• _Given records_:
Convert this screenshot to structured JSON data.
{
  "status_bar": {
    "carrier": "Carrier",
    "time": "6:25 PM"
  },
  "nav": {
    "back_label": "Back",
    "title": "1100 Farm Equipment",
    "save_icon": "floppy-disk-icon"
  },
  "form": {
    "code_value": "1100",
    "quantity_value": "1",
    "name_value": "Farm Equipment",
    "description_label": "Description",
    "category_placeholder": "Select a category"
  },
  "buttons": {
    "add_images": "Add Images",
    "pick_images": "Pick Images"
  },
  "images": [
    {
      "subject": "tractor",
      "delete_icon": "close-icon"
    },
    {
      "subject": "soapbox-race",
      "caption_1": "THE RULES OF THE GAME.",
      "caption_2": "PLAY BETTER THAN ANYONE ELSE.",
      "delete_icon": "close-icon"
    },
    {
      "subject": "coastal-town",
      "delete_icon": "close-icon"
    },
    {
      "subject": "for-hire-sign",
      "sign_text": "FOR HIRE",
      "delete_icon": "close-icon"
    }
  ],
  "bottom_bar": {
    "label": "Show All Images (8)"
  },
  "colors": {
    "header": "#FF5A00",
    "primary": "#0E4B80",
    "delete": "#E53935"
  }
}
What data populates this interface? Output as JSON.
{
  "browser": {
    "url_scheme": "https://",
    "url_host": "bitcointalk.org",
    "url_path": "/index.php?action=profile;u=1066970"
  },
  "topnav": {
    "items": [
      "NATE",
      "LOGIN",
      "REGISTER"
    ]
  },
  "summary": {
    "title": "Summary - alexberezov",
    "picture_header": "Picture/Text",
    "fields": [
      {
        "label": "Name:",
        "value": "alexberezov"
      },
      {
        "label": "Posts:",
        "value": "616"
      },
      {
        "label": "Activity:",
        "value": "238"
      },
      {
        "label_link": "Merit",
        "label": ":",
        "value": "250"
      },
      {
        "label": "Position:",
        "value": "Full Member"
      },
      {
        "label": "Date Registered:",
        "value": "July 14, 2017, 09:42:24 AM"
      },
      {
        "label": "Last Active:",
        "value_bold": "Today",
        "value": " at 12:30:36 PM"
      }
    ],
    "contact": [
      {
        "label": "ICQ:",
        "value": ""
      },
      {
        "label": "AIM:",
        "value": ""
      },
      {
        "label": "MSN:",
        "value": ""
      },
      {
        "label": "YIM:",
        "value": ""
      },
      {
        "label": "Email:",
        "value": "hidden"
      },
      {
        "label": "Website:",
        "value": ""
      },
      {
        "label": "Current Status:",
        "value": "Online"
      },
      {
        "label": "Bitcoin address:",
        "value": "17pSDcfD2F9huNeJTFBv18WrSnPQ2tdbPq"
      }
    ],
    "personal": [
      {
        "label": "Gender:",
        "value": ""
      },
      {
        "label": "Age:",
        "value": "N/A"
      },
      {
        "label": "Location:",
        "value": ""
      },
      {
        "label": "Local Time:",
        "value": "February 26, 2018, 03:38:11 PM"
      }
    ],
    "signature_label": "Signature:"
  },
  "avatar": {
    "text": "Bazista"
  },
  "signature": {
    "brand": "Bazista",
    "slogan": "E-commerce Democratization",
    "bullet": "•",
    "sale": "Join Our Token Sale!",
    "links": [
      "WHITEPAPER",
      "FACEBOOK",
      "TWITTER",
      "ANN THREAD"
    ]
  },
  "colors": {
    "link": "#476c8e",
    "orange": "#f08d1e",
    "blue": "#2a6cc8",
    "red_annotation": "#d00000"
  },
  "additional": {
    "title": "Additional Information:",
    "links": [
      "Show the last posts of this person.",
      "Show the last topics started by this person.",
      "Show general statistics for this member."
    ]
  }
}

• _Your instructions_: Restate the data above exactly, keeping each word as it stands.

• _Result of this task_:
Convert this screenshot to structured JSON data.
{
  "status_bar": {
    "carrier": "Carrier",
    "time": "6:25 PM"
  },
  "nav": {
    "back_label": "Back",
    "title": "1100 Farm Equipment",
    "save_icon": "floppy-disk-icon"
  },
  "form": {
    "code_value": "1100",
    "quantity_value": "1",
    "name_value": "Farm Equipment",
    "description_label": "Description",
    "category_placeholder": "Select a category"
  },
  "buttons": {
    "add_images": "Add Images",
    "pick_images": "Pick Images"
  },
  "images": [
    {
      "subject": "tractor",
      "delete_icon": "close-icon"
    },
    {
      "subject": "soapbox-race",
      "caption_1": "THE RULES OF THE GAME.",
      "caption_2": "PLAY BETTER THAN ANYONE ELSE.",
      "delete_icon": "close-icon"
    },
    {
      "subject": "coastal-town",
      "delete_icon": "close-icon"
    },
    {
      "subject": "for-hire-sign",
      "sign_text": "FOR HIRE",
      "delete_icon": "close-icon"
    }
  ],
  "bottom_bar": {
    "label": "Show All Images (8)"
  },
  "colors": {
    "header": "#FF5A00",
    "primary": "#0E4B80",
    "delete": "#E53935"
  }
}
What data populates this interface? Output as JSON.
{
  "browser": {
    "url_scheme": "https://",
    "url_host": "bitcointalk.org",
    "url_path": "/index.php?action=profile;u=1066970"
  },
  "topnav": {
    "items": [
      "NATE",
      "LOGIN",
      "REGISTER"
    ]
  },
  "summary": {
    "title": "Summary - alexberezov",
    "picture_header": "Picture/Text",
    "fields": [
      {
        "label": "Name:",
        "value": "alexberezov"
      },
      {
        "label": "Posts:",
        "value": "616"
      },
      {
        "label": "Activity:",
        "value": "238"
      },
      {
        "label_link": "Merit",
        "label": ":",
        "value": "250"
      },
      {
        "label": "Position:",
        "value": "Full Member"
      },
      {
        "label": "Date Registered:",
        "value": "July 14, 2017, 09:42:24 AM"
      },
      {
        "label": "Last Active:",
        "value_bold": "Today",
        "value": " at 12:30:36 PM"
      }
    ],
    "contact": [
      {
        "label": "ICQ:",
        "value": ""
      },
      {
        "label": "AIM:",
        "value": ""
      },
      {
        "label": "MSN:",
        "value": ""
      },
      {
        "label": "YIM:",
        "value": ""
      },
      {
        "label": "Email:",
        "value": "hidden"
      },
      {
        "label": "Website:",
        "value": ""
      },
      {
        "label": "Current Status:",
        "value": "Online"
      },
      {
        "label": "Bitcoin address:",
        "value": "17pSDcfD2F9huNeJTFBv18WrSnPQ2tdbPq"
      }
    ],
    "personal": [
      {
        "label": "Gender:",
        "value": ""
      },
      {
        "label": "Age:",
        "value": "N/A"
      },
      {
        "label": "Location:",
        "value": ""
      },
      {
        "label": "Local Time:",
        "value": "February 26, 2018, 03:38:11 PM"
      }
    ],
    "signature_label": "Signature:"
  },
  "avatar": {
    "text": "Bazista"
  },
  "signature": {
    "brand": "Bazista",
    "slogan": "E-commerce Democratization",
    "bullet": "•",
    "sale": "Join Our Token Sale!",
    "links": [
      "WHITEPAPER",
      "FACEBOOK",
      "TWITTER",
      "ANN THREAD"
    ]
  },
  "colors": {
    "link": "#476c8e",
    "orange": "#f08d1e",
    "blue": "#2a6cc8",
    "red_annotation": "#d00000"
  },
  "additional": {
    "title": "Additional Information:",
    "links": [
      "Show the last posts of this person.",
      "Show the last topics started by this person.",
      "Show general statistics for this member."
    ]
  }
}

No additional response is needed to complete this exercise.